• _Exercise inputs_:
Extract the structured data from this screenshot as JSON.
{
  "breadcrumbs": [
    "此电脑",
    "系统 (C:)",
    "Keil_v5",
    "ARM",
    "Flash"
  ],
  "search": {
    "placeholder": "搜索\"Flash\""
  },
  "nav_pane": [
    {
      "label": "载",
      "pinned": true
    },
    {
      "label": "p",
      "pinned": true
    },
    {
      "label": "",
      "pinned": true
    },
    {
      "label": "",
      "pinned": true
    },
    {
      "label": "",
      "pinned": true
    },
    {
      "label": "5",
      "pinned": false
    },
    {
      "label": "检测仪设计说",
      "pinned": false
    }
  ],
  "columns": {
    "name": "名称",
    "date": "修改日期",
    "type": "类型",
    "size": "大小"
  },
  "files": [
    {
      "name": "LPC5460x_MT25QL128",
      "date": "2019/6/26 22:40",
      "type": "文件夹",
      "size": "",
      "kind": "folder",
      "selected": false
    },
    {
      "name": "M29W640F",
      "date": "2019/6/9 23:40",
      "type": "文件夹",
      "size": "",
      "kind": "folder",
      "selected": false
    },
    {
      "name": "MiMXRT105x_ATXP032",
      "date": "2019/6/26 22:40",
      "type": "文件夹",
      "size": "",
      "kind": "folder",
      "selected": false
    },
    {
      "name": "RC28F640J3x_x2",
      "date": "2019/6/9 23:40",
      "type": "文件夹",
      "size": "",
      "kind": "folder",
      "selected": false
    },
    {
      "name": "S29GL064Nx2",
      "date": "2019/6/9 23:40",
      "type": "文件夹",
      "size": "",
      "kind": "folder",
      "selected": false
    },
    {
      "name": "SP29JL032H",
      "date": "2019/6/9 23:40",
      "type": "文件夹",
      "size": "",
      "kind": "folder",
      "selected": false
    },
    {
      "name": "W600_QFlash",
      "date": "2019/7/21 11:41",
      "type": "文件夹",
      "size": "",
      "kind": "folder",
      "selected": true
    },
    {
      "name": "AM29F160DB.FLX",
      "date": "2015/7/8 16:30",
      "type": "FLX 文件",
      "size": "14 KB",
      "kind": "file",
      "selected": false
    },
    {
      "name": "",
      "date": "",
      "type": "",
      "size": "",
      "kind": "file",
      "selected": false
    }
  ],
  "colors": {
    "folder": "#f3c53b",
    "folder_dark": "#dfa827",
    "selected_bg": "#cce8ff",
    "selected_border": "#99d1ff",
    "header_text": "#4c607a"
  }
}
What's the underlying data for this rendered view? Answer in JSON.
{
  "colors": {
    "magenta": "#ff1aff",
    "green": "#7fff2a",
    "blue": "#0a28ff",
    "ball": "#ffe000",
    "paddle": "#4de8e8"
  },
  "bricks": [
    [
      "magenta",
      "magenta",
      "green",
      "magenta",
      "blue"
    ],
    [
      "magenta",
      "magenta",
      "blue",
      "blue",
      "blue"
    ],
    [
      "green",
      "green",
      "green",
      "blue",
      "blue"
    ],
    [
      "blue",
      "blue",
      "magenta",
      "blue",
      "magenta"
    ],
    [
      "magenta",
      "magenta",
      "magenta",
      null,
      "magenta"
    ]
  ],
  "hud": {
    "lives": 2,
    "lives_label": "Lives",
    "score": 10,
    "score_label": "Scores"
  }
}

• _Your instructions_:
Give back the data above exactly as it appears.

• _Result for this exercise_:
Extract the structured data from this screenshot as JSON.
{
  "breadcrumbs": [
    "此电脑",
    "系统 (C:)",
    "Keil_v5",
    "ARM",
    "Flash"
  ],
  "search": {
    "placeholder": "搜索\"Flash\""
  },
  "nav_pane": [
    {
      "label": "载",
      "pinned": true
    },
    {
      "label": "p",
      "pinned": true
    },
    {
      "label": "",
      "pinned": true
    },
    {
      "label": "",
      "pinned": true
    },
    {
      "label": "",
      "pinned": true
    },
    {
      "label": "5",
      "pinned": false
    },
    {
      "label": "检测仪设计说",
      "pinned": false
    }
  ],
  "columns": {
    "name": "名称",
    "date": "修改日期",
    "type": "类型",
    "size": "大小"
  },
  "files": [
    {
      "name": "LPC5460x_MT25QL128",
      "date": "2019/6/26 22:40",
      "type": "文件夹",
      "size": "",
      "kind": "folder",
      "selected": false
    },
    {
      "name": "M29W640F",
      "date": "2019/6/9 23:40",
      "type": "文件夹",
      "size": "",
      "kind": "folder",
      "selected": false
    },
    {
      "name": "MiMXRT105x_ATXP032",
      "date": "2019/6/26 22:40",
      "type": "文件夹",
      "size": "",
      "kind": "folder",
      "selected": false
    },
    {
      "name": "RC28F640J3x_x2",
      "date": "2019/6/9 23:40",
      "type": "文件夹",
      "size": "",
      "kind": "folder",
      "selected": false
    },
    {
      "name": "S29GL064Nx2",
      "date": "2019/6/9 23:40",
      "type": "文件夹",
      "size": "",
      "kind": "folder",
      "selected": false
    },
    {
      "name": "SP29JL032H",
      "date": "2019/6/9 23:40",
      "type": "文件夹",
      "size": "",
      "kind": "folder",
      "selected": false
    },
    {
      "name": "W600_QFlash",
      "date": "2019/7/21 11:41",
      "type": "文件夹",
      "size": "",
      "kind": "folder",
      "selected": true
    },
    {
      "name": "AM29F160DB.FLX",
      "date": "2015/7/8 16:30",
      "type": "FLX 文件",
      "size": "14 KB",
      "kind": "file",
      "selected": false
    },
    {
      "name": "",
      "date": "",
      "type": "",
      "size": "",
      "kind": "file",
      "selected": false
    }
  ],
  "colors": {
    "folder": "#f3c53b",
    "folder_dark": "#dfa827",
    "selected_bg": "#cce8ff",
    "selected_border": "#99d1ff",
    "header_text": "#4c607a"
  }
}
What's the underlying data for this rendered view? Answer in JSON.
{
  "colors": {
    "magenta": "#ff1aff",
    "green": "#7fff2a",
    "blue": "#0a28ff",
    "ball": "#ffe000",
    "paddle": "#4de8e8"
  },
  "bricks": [
    [
      "magenta",
      "magenta",
      "green",
      "magenta",
      "blue"
    ],
    [
      "magenta",
      "magenta",
      "blue",
      "blue",
      "blue"
    ],
    [
      "green",
      "green",
      "green",
      "blue",
      "blue"
    ],
    [
      "blue",
      "blue",
      "magenta",
      "blue",
      "magenta"
    ],
    [
      "magenta",
      "magenta",
      "magenta",
      null,
      "magenta"
    ]
  ],
  "hud": {
    "lives": 2,
    "lives_label": "Lives",
    "score": 10,
    "score_label": "Scores"
  }
}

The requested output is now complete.